begin
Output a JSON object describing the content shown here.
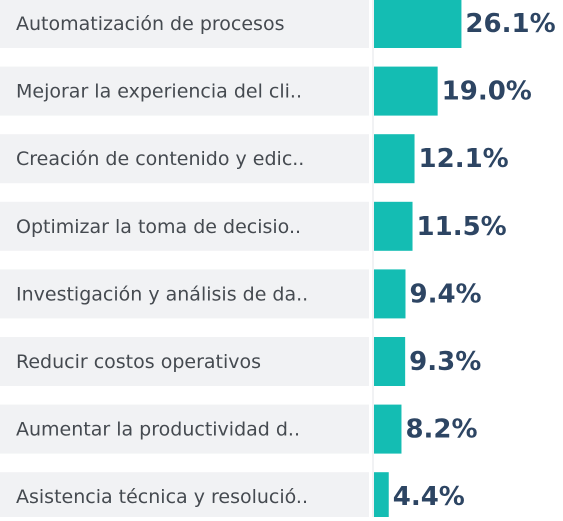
{
  "chart_data": {
    "type": "bar",
    "orientation": "horizontal",
    "categories": [
      "Automatización de procesos",
      "Mejorar la experiencia del cli..",
      "Creación de contenido y edic..",
      "Optimizar la toma de decisio..",
      "Investigación y análisis de da..",
      "Reducir costos operativos",
      "Aumentar la productividad d..",
      "Asistencia técnica y resolució.."
    ],
    "values": [
      26.1,
      19.0,
      12.1,
      11.5,
      9.4,
      9.3,
      8.2,
      4.4
    ],
    "value_labels": [
      "26.1%",
      "19.0%",
      "12.1%",
      "11.5%",
      "9.4%",
      "9.3%",
      "8.2%",
      "4.4%"
    ],
    "color": "#14bdb3"
  }
}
end
WRITTEN INSTRUCTION
Print the full listing exactly, dropping the pictures.

WRITTEN ANSWER
Output a JSON object describing the content shown here.
{
  "chart_data": {
    "type": "bar",
    "orientation": "horizontal",
    "categories": [
      "Automatización de procesos",
      "Mejorar la experiencia del cli..",
      "Creación de contenido y edic..",
      "Optimizar la toma de decisio..",
      "Investigación y análisis de da..",
      "Reducir costos operativos",
      "Aumentar la productividad d..",
      "Asistencia técnica y resolució.."
    ],
    "values": [
      26.1,
      19.0,
      12.1,
      11.5,
      9.4,
      9.3,
      8.2,
      4.4
    ],
    "value_labels": [
      "26.1%",
      "19.0%",
      "12.1%",
      "11.5%",
      "9.4%",
      "9.3%",
      "8.2%",
      "4.4%"
    ],
    "color": "#14bdb3"
  }
}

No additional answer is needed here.